What is asked
Write out every record in full, exactly as written, please.

Records for the task
+ + + + +
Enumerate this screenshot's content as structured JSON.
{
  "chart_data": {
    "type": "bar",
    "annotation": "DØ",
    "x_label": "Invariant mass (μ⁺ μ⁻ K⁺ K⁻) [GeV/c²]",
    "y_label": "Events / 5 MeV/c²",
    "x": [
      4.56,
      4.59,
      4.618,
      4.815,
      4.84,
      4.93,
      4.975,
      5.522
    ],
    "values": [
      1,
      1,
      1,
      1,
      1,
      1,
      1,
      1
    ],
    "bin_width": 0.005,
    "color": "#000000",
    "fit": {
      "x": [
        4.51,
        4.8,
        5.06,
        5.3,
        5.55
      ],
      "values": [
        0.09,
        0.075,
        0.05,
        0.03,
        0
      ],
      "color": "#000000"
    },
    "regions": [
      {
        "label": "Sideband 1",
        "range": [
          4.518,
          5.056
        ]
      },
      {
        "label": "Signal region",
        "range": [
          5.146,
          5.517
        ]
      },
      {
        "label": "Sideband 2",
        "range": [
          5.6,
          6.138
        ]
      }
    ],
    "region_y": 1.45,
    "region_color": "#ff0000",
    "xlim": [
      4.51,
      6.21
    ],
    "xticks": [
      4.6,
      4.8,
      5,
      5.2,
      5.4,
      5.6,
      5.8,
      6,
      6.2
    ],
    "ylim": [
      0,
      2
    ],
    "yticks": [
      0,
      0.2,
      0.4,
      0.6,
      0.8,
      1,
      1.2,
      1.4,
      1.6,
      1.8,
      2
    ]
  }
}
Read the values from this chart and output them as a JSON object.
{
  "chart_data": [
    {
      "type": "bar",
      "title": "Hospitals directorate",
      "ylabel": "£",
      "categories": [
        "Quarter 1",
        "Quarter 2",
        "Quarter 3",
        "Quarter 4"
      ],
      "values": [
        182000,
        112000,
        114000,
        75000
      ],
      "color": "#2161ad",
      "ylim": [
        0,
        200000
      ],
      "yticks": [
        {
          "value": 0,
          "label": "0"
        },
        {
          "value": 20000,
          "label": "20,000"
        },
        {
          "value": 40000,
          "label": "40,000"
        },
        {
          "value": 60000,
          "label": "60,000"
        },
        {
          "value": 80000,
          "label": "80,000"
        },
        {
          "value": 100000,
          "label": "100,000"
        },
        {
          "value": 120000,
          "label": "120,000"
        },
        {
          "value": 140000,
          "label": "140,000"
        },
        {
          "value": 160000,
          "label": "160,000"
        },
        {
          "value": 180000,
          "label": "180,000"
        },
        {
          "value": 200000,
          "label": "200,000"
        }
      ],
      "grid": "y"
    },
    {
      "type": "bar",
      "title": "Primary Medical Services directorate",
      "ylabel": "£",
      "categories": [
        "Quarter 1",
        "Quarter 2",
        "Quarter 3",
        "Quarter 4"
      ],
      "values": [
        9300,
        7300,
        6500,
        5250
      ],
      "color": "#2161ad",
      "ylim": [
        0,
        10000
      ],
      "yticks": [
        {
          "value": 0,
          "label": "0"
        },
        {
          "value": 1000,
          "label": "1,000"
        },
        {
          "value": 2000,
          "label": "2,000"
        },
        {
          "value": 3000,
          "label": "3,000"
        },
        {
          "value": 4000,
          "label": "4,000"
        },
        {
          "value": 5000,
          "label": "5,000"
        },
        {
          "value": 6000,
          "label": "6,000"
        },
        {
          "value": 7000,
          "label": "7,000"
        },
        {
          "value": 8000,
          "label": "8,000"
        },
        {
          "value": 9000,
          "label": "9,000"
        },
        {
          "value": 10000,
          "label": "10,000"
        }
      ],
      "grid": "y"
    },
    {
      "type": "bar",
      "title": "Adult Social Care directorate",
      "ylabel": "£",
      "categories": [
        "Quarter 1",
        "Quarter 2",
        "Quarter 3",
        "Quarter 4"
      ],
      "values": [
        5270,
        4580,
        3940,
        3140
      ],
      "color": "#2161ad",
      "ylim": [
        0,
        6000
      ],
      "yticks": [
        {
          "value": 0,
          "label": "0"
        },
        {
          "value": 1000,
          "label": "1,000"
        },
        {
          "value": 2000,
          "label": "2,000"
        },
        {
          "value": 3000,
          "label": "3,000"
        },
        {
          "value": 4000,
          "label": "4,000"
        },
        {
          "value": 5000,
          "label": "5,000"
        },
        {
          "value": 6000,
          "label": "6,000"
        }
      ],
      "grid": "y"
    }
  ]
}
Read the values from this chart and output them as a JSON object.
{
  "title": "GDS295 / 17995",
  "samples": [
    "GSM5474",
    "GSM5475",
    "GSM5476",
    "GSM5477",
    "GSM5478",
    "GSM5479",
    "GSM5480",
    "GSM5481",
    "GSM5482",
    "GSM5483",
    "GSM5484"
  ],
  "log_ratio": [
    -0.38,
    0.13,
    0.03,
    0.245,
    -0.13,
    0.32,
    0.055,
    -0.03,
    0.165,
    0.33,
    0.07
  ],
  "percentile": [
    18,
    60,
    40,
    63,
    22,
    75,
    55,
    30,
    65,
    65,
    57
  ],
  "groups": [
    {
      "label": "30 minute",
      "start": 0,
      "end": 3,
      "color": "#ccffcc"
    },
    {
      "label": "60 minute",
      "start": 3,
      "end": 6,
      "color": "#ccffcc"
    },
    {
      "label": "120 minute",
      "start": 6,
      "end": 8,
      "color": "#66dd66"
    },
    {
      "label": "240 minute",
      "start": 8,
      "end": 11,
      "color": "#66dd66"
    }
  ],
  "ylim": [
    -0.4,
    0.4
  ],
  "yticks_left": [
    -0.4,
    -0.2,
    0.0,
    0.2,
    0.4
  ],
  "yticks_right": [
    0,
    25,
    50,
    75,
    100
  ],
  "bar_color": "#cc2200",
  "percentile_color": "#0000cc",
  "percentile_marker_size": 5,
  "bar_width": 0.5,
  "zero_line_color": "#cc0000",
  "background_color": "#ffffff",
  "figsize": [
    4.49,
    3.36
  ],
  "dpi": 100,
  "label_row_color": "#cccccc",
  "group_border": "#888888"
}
+ + + + +
The response
Enumerate this screenshot's content as structured JSON.
{
  "chart_data": {
    "type": "bar",
    "annotation": "DØ",
    "x_label": "Invariant mass (μ⁺ μ⁻ K⁺ K⁻) [GeV/c²]",
    "y_label": "Events / 5 MeV/c²",
    "x": [
      4.56,
      4.59,
      4.618,
      4.815,
      4.84,
      4.93,
      4.975,
      5.522
    ],
    "values": [
      1,
      1,
      1,
      1,
      1,
      1,
      1,
      1
    ],
    "bin_width": 0.005,
    "color": "#000000",
    "fit": {
      "x": [
        4.51,
        4.8,
        5.06,
        5.3,
        5.55
      ],
      "values": [
        0.09,
        0.075,
        0.05,
        0.03,
        0
      ],
      "color": "#000000"
    },
    "regions": [
      {
        "label": "Sideband 1",
        "range": [
          4.518,
          5.056
        ]
      },
      {
        "label": "Signal region",
        "range": [
          5.146,
          5.517
        ]
      },
      {
        "label": "Sideband 2",
        "range": [
          5.6,
          6.138
        ]
      }
    ],
    "region_y": 1.45,
    "region_color": "#ff0000",
    "xlim": [
      4.51,
      6.21
    ],
    "xticks": [
      4.6,
      4.8,
      5,
      5.2,
      5.4,
      5.6,
      5.8,
      6,
      6.2
    ],
    "ylim": [
      0,
      2
    ],
    "yticks": [
      0,
      0.2,
      0.4,
      0.6,
      0.8,
      1,
      1.2,
      1.4,
      1.6,
      1.8,
      2
    ]
  }
}
Read the values from this chart and output them as a JSON object.
{
  "chart_data": [
    {
      "type": "bar",
      "title": "Hospitals directorate",
      "ylabel": "£",
      "categories": [
        "Quarter 1",
        "Quarter 2",
        "Quarter 3",
        "Quarter 4"
      ],
      "values": [
        182000,
        112000,
        114000,
        75000
      ],
      "color": "#2161ad",
      "ylim": [
        0,
        200000
      ],
      "yticks": [
        {
          "value": 0,
          "label": "0"
        },
        {
          "value": 20000,
          "label": "20,000"
        },
        {
          "value": 40000,
          "label": "40,000"
        },
        {
          "value": 60000,
          "label": "60,000"
        },
        {
          "value": 80000,
          "label": "80,000"
        },
        {
          "value": 100000,
          "label": "100,000"
        },
        {
          "value": 120000,
          "label": "120,000"
        },
        {
          "value": 140000,
          "label": "140,000"
        },
        {
          "value": 160000,
          "label": "160,000"
        },
        {
          "value": 180000,
          "label": "180,000"
        },
        {
          "value": 200000,
          "label": "200,000"
        }
      ],
      "grid": "y"
    },
    {
      "type": "bar",
      "title": "Primary Medical Services directorate",
      "ylabel": "£",
      "categories": [
        "Quarter 1",
        "Quarter 2",
        "Quarter 3",
        "Quarter 4"
      ],
      "values": [
        9300,
        7300,
        6500,
        5250
      ],
      "color": "#2161ad",
      "ylim": [
        0,
        10000
      ],
      "yticks": [
        {
          "value": 0,
          "label": "0"
        },
        {
          "value": 1000,
          "label": "1,000"
        },
        {
          "value": 2000,
          "label": "2,000"
        },
        {
          "value": 3000,
          "label": "3,000"
        },
        {
          "value": 4000,
          "label": "4,000"
        },
        {
          "value": 5000,
          "label": "5,000"
        },
        {
          "value": 6000,
          "label": "6,000"
        },
        {
          "value": 7000,
          "label": "7,000"
        },
        {
          "value": 8000,
          "label": "8,000"
        },
        {
          "value": 9000,
          "label": "9,000"
        },
        {
          "value": 10000,
          "label": "10,000"
        }
      ],
      "grid": "y"
    },
    {
      "type": "bar",
      "title": "Adult Social Care directorate",
      "ylabel": "£",
      "categories": [
        "Quarter 1",
        "Quarter 2",
        "Quarter 3",
        "Quarter 4"
      ],
      "values": [
        5270,
        4580,
        3940,
        3140
      ],
      "color": "#2161ad",
      "ylim": [
        0,
        6000
      ],
      "yticks": [
        {
          "value": 0,
          "label": "0"
        },
        {
          "value": 1000,
          "label": "1,000"
        },
        {
          "value": 2000,
          "label": "2,000"
        },
        {
          "value": 3000,
          "label": "3,000"
        },
        {
          "value": 4000,
          "label": "4,000"
        },
        {
          "value": 5000,
          "label": "5,000"
        },
        {
          "value": 6000,
          "label": "6,000"
        }
      ],
      "grid": "y"
    }
  ]
}
Read the values from this chart and output them as a JSON object.
{
  "title": "GDS295 / 17995",
  "samples": [
    "GSM5474",
    "GSM5475",
    "GSM5476",
    "GSM5477",
    "GSM5478",
    "GSM5479",
    "GSM5480",
    "GSM5481",
    "GSM5482",
    "GSM5483",
    "GSM5484"
  ],
  "log_ratio": [
    -0.38,
    0.13,
    0.03,
    0.245,
    -0.13,
    0.32,
    0.055,
    -0.03,
    0.165,
    0.33,
    0.07
  ],
  "percentile": [
    18,
    60,
    40,
    63,
    22,
    75,
    55,
    30,
    65,
    65,
    57
  ],
  "groups": [
    {
      "label": "30 minute",
      "start": 0,
      "end": 3,
      "color": "#ccffcc"
    },
    {
      "label": "60 minute",
      "start": 3,
      "end": 6,
      "color": "#ccffcc"
    },
    {
      "label": "120 minute",
      "start": 6,
      "end": 8,
      "color": "#66dd66"
    },
    {
      "label": "240 minute",
      "start": 8,
      "end": 11,
      "color": "#66dd66"
    }
  ],
  "ylim": [
    -0.4,
    0.4
  ],
  "yticks_left": [
    -0.4,
    -0.2,
    0.0,
    0.2,
    0.4
  ],
  "yticks_right": [
    0,
    25,
    50,
    75,
    100
  ],
  "bar_color": "#cc2200",
  "percentile_color": "#0000cc",
  "percentile_marker_size": 5,
  "bar_width": 0.5,
  "zero_line_color": "#cc0000",
  "background_color": "#ffffff",
  "figsize": [
    4.49,
    3.36
  ],
  "dpi": 100,
  "label_row_color": "#cccccc",
  "group_border": "#888888"
}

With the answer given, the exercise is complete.